§ Aim of the exercise: Copy the entries below exactly. Images do not belong in the copy.

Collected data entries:
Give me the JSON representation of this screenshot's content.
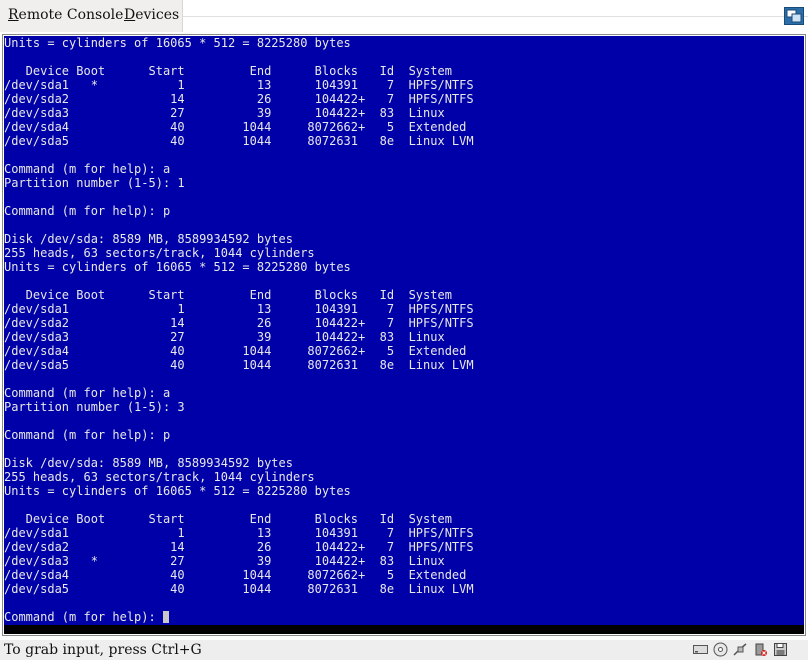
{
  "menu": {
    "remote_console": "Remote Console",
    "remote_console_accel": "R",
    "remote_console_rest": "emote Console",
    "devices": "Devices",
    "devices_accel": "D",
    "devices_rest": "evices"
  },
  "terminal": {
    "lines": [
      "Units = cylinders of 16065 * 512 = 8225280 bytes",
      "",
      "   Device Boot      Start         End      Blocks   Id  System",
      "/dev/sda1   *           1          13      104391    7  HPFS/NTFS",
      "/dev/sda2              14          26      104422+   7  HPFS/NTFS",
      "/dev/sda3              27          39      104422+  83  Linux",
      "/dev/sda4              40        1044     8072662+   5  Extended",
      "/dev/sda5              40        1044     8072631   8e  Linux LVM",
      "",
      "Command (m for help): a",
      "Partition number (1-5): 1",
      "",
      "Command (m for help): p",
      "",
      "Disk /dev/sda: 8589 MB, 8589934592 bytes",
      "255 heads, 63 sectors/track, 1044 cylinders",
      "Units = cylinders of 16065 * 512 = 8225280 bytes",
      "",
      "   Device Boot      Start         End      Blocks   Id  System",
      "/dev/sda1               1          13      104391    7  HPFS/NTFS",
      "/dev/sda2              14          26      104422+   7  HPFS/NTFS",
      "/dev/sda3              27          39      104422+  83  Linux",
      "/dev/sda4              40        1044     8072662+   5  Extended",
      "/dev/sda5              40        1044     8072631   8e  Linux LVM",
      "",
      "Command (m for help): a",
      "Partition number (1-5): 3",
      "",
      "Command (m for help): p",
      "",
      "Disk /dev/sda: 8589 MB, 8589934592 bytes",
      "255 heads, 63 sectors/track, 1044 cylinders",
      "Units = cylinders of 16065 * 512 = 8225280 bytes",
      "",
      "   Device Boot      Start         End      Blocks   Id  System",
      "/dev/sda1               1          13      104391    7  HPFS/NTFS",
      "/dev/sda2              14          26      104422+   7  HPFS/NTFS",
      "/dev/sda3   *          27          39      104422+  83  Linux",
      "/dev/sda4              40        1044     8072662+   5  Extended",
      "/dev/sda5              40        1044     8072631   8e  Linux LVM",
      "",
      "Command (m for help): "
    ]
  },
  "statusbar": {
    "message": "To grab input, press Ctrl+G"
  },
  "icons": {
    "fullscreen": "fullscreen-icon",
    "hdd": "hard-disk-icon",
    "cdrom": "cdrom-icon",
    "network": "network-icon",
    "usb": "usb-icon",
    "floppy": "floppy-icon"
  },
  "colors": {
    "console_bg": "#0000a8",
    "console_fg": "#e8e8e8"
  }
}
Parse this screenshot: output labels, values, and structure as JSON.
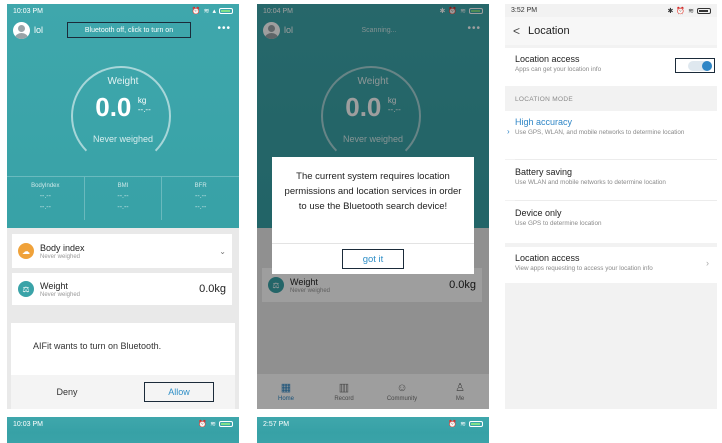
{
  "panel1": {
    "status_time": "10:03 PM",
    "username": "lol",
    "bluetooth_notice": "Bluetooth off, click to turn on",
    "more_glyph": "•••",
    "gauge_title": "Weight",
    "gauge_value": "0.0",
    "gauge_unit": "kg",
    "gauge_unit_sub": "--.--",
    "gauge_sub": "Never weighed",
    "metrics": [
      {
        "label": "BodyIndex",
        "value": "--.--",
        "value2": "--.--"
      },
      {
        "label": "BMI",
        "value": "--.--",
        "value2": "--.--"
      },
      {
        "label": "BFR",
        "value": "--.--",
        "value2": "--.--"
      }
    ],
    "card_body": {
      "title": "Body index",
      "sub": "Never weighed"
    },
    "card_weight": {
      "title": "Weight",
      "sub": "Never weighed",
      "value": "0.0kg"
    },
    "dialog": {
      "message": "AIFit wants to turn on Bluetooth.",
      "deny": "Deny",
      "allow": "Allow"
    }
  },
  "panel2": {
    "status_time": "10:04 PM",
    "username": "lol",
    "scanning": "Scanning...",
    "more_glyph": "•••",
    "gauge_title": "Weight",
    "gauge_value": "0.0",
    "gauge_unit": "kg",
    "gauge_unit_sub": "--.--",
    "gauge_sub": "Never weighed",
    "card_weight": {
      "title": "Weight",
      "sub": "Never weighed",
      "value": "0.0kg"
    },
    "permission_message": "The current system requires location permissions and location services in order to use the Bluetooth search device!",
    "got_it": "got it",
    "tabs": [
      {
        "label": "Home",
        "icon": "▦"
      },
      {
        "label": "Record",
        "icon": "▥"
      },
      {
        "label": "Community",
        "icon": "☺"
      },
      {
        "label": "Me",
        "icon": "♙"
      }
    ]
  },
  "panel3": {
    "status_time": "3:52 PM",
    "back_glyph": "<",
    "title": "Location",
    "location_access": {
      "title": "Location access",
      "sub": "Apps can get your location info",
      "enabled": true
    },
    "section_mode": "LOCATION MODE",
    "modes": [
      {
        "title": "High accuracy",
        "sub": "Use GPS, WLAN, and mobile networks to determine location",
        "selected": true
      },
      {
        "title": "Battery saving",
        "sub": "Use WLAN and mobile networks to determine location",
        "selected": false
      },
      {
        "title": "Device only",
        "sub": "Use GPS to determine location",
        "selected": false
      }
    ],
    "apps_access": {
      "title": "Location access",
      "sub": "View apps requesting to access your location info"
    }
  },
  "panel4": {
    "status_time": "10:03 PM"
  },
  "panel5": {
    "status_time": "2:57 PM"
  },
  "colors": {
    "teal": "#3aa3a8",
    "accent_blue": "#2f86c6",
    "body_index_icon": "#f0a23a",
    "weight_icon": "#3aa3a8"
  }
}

§ Solution to this task:
Give me the JSON representation of this screenshot's content.
{
  "menu": {
    "remote_console": "Remote Console",
    "remote_console_accel": "R",
    "remote_console_rest": "emote Console",
    "devices": "Devices",
    "devices_accel": "D",
    "devices_rest": "evices"
  },
  "terminal": {
    "lines": [
      "Units = cylinders of 16065 * 512 = 8225280 bytes",
      "",
      "   Device Boot      Start         End      Blocks   Id  System",
      "/dev/sda1   *           1          13      104391    7  HPFS/NTFS",
      "/dev/sda2              14          26      104422+   7  HPFS/NTFS",
      "/dev/sda3              27          39      104422+  83  Linux",
      "/dev/sda4              40        1044     8072662+   5  Extended",
      "/dev/sda5              40        1044     8072631   8e  Linux LVM",
      "",
      "Command (m for help): a",
      "Partition number (1-5): 1",
      "",
      "Command (m for help): p",
      "",
      "Disk /dev/sda: 8589 MB, 8589934592 bytes",
      "255 heads, 63 sectors/track, 1044 cylinders",
      "Units = cylinders of 16065 * 512 = 8225280 bytes",
      "",
      "   Device Boot      Start         End      Blocks   Id  System",
      "/dev/sda1               1          13      104391    7  HPFS/NTFS",
      "/dev/sda2              14          26      104422+   7  HPFS/NTFS",
      "/dev/sda3              27          39      104422+  83  Linux",
      "/dev/sda4              40        1044     8072662+   5  Extended",
      "/dev/sda5              40        1044     8072631   8e  Linux LVM",
      "",
      "Command (m for help): a",
      "Partition number (1-5): 3",
      "",
      "Command (m for help): p",
      "",
      "Disk /dev/sda: 8589 MB, 8589934592 bytes",
      "255 heads, 63 sectors/track, 1044 cylinders",
      "Units = cylinders of 16065 * 512 = 8225280 bytes",
      "",
      "   Device Boot      Start         End      Blocks   Id  System",
      "/dev/sda1               1          13      104391    7  HPFS/NTFS",
      "/dev/sda2              14          26      104422+   7  HPFS/NTFS",
      "/dev/sda3   *          27          39      104422+  83  Linux",
      "/dev/sda4              40        1044     8072662+   5  Extended",
      "/dev/sda5              40        1044     8072631   8e  Linux LVM",
      "",
      "Command (m for help): "
    ]
  },
  "statusbar": {
    "message": "To grab input, press Ctrl+G"
  },
  "icons": {
    "fullscreen": "fullscreen-icon",
    "hdd": "hard-disk-icon",
    "cdrom": "cdrom-icon",
    "network": "network-icon",
    "usb": "usb-icon",
    "floppy": "floppy-icon"
  },
  "colors": {
    "console_bg": "#0000a8",
    "console_fg": "#e8e8e8"
  }
}
Parse this screenshot: output labels, values, and structure as JSON.
{
  "panel1": {
    "status_time": "10:03 PM",
    "username": "lol",
    "bluetooth_notice": "Bluetooth off, click to turn on",
    "more_glyph": "•••",
    "gauge_title": "Weight",
    "gauge_value": "0.0",
    "gauge_unit": "kg",
    "gauge_unit_sub": "--.--",
    "gauge_sub": "Never weighed",
    "metrics": [
      {
        "label": "BodyIndex",
        "value": "--.--",
        "value2": "--.--"
      },
      {
        "label": "BMI",
        "value": "--.--",
        "value2": "--.--"
      },
      {
        "label": "BFR",
        "value": "--.--",
        "value2": "--.--"
      }
    ],
    "card_body": {
      "title": "Body index",
      "sub": "Never weighed"
    },
    "card_weight": {
      "title": "Weight",
      "sub": "Never weighed",
      "value": "0.0kg"
    },
    "dialog": {
      "message": "AIFit wants to turn on Bluetooth.",
      "deny": "Deny",
      "allow": "Allow"
    }
  },
  "panel2": {
    "status_time": "10:04 PM",
    "username": "lol",
    "scanning": "Scanning...",
    "more_glyph": "•••",
    "gauge_title": "Weight",
    "gauge_value": "0.0",
    "gauge_unit": "kg",
    "gauge_unit_sub": "--.--",
    "gauge_sub": "Never weighed",
    "card_weight": {
      "title": "Weight",
      "sub": "Never weighed",
      "value": "0.0kg"
    },
    "permission_message": "The current system requires location permissions and location services in order to use the Bluetooth search device!",
    "got_it": "got it",
    "tabs": [
      {
        "label": "Home",
        "icon": "▦"
      },
      {
        "label": "Record",
        "icon": "▥"
      },
      {
        "label": "Community",
        "icon": "☺"
      },
      {
        "label": "Me",
        "icon": "♙"
      }
    ]
  },
  "panel3": {
    "status_time": "3:52 PM",
    "back_glyph": "<",
    "title": "Location",
    "location_access": {
      "title": "Location access",
      "sub": "Apps can get your location info",
      "enabled": true
    },
    "section_mode": "LOCATION MODE",
    "modes": [
      {
        "title": "High accuracy",
        "sub": "Use GPS, WLAN, and mobile networks to determine location",
        "selected": true
      },
      {
        "title": "Battery saving",
        "sub": "Use WLAN and mobile networks to determine location",
        "selected": false
      },
      {
        "title": "Device only",
        "sub": "Use GPS to determine location",
        "selected": false
      }
    ],
    "apps_access": {
      "title": "Location access",
      "sub": "View apps requesting to access your location info"
    }
  },
  "panel4": {
    "status_time": "10:03 PM"
  },
  "panel5": {
    "status_time": "2:57 PM"
  },
  "colors": {
    "teal": "#3aa3a8",
    "accent_blue": "#2f86c6",
    "body_index_icon": "#f0a23a",
    "weight_icon": "#3aa3a8"
  }
}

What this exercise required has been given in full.